Task prompt →
Can you find the lines of the listing that include "having" and copy every one?

Data extract →
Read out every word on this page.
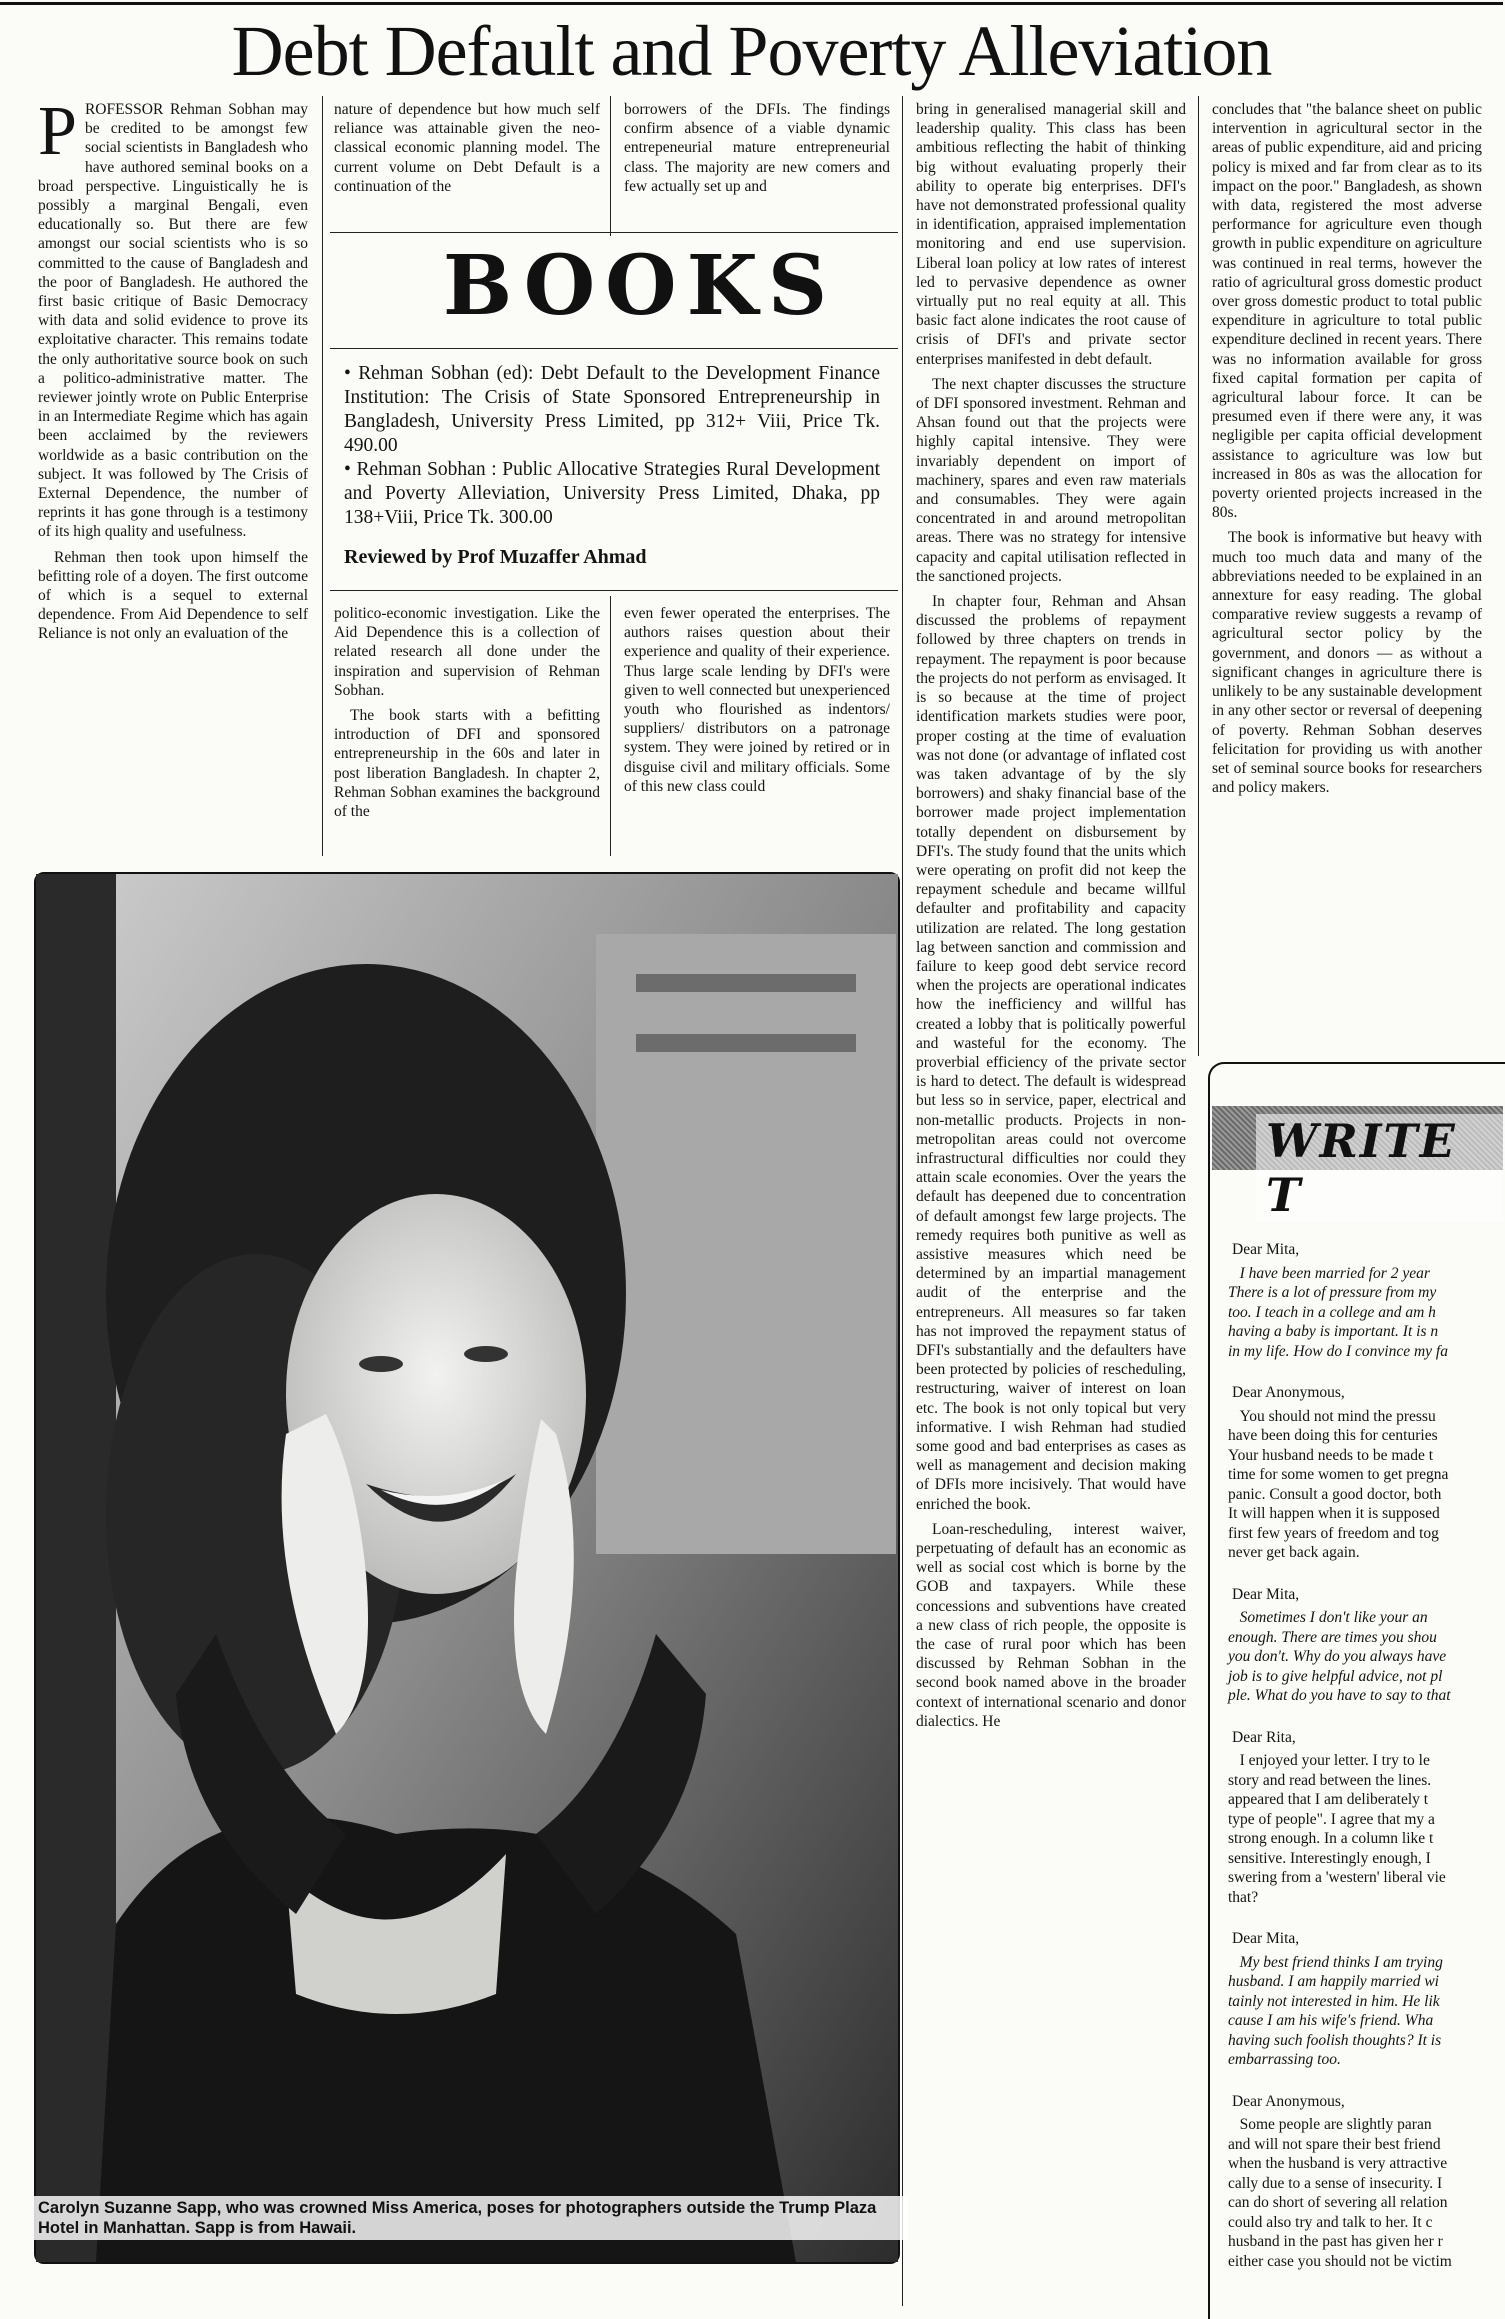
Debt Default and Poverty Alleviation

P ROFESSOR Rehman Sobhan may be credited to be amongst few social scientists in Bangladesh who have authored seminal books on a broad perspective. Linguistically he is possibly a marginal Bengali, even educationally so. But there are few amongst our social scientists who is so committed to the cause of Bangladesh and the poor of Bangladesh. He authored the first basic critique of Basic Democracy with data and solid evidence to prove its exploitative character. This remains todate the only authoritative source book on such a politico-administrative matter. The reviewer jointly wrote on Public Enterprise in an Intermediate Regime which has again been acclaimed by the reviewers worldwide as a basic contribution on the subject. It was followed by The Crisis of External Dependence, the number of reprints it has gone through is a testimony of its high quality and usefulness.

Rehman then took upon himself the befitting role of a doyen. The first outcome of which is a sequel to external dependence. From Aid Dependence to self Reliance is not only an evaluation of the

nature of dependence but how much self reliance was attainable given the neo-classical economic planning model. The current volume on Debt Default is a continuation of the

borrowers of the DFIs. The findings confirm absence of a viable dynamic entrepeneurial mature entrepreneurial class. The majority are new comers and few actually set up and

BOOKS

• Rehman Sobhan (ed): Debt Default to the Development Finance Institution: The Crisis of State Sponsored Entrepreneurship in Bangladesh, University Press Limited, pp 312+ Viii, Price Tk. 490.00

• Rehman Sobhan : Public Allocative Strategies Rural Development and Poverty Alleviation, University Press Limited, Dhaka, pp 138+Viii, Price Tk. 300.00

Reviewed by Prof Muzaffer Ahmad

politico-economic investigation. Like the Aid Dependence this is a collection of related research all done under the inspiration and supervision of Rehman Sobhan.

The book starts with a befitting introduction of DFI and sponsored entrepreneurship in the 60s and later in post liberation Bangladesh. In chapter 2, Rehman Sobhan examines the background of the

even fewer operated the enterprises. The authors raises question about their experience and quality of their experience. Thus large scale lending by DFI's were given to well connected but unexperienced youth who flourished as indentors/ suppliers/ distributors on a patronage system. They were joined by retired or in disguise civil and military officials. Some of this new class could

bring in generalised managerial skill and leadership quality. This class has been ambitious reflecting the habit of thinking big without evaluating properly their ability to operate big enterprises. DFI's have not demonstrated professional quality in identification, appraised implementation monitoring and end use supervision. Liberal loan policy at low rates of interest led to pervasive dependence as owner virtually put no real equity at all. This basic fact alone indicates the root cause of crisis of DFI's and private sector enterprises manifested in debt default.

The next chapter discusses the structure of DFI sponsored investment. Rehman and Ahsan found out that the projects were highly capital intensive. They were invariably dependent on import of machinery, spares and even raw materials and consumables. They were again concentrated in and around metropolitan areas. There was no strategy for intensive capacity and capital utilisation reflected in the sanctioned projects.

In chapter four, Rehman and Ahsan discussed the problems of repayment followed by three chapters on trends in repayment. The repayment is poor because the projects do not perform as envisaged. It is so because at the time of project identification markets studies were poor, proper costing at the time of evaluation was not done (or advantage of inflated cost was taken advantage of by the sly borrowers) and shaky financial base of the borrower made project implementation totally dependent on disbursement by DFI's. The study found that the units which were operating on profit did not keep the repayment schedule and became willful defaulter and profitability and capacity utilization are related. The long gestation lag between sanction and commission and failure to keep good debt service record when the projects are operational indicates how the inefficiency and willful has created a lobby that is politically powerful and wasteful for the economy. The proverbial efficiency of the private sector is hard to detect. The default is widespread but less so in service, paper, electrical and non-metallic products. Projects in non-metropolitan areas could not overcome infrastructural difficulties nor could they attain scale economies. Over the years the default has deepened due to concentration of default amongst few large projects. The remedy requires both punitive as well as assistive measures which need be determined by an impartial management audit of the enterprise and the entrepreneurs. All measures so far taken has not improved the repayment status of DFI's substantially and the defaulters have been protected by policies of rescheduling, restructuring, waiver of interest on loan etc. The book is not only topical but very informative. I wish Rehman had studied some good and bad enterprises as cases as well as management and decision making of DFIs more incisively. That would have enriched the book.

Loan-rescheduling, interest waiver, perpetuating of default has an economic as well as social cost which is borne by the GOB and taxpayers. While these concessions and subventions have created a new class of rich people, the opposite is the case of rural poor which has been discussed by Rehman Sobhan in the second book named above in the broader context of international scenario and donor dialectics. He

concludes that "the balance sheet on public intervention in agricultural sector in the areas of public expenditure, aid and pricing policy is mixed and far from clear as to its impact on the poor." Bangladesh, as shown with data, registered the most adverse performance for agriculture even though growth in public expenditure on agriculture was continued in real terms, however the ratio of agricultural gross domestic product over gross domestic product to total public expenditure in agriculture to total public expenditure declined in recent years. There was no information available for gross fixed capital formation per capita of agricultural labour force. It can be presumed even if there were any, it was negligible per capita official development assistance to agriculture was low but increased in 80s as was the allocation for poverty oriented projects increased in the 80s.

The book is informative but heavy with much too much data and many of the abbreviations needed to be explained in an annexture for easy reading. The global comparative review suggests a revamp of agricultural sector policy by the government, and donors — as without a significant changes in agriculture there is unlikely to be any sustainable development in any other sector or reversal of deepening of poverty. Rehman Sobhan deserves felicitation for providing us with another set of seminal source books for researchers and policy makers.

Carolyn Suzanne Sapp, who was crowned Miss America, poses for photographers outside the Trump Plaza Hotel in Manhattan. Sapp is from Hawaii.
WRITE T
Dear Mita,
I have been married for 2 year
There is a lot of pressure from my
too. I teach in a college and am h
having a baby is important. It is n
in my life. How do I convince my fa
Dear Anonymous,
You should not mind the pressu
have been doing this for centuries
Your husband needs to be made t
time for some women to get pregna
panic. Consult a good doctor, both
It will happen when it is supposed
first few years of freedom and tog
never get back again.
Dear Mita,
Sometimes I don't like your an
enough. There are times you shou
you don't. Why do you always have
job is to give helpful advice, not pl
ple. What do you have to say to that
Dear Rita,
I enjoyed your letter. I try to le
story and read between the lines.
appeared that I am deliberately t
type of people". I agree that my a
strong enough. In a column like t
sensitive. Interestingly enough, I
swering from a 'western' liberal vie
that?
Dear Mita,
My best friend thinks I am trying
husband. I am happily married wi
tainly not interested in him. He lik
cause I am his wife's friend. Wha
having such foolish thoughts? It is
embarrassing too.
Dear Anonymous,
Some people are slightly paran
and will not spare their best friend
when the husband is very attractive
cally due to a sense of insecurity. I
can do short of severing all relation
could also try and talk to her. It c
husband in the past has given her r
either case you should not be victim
---
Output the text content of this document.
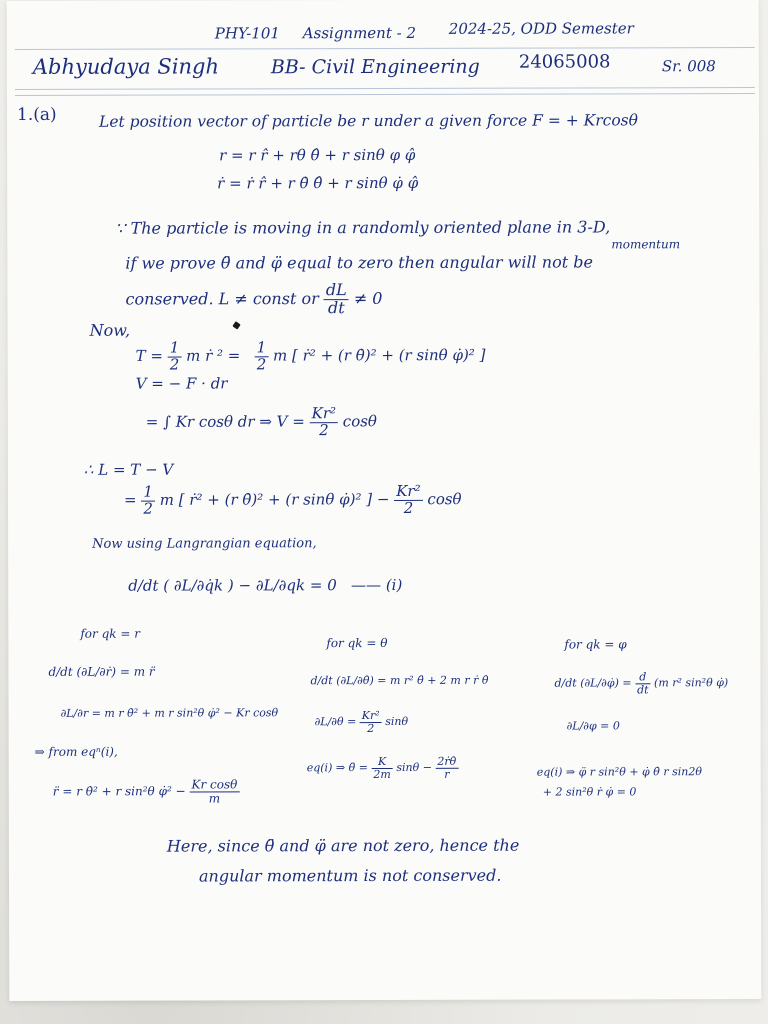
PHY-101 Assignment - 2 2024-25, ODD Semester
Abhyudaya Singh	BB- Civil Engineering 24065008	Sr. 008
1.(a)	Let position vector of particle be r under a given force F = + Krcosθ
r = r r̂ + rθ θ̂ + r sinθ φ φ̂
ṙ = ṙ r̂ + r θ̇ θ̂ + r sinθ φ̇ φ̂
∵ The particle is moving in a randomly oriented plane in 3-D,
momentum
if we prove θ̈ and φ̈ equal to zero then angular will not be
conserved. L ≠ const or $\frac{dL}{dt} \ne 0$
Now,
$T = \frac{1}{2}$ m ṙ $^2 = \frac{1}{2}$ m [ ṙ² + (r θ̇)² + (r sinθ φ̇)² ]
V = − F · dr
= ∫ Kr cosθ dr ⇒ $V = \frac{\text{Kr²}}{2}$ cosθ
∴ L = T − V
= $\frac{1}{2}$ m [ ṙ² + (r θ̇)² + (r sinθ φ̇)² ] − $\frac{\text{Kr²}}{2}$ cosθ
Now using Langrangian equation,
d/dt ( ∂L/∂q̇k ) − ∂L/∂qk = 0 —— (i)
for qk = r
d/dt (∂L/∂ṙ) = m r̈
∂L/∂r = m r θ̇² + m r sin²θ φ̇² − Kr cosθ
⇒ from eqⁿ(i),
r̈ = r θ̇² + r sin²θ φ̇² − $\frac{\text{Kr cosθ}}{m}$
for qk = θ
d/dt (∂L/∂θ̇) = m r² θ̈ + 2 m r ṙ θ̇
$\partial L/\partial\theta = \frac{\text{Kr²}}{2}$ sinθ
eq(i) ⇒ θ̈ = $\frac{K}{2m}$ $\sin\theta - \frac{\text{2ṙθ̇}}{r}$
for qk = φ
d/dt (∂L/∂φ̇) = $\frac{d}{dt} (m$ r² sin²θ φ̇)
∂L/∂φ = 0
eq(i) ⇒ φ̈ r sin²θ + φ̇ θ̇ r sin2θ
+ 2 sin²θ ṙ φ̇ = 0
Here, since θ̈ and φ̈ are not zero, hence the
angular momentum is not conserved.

Task answer →
having a baby is important. It is n
having such foolish thoughts? It is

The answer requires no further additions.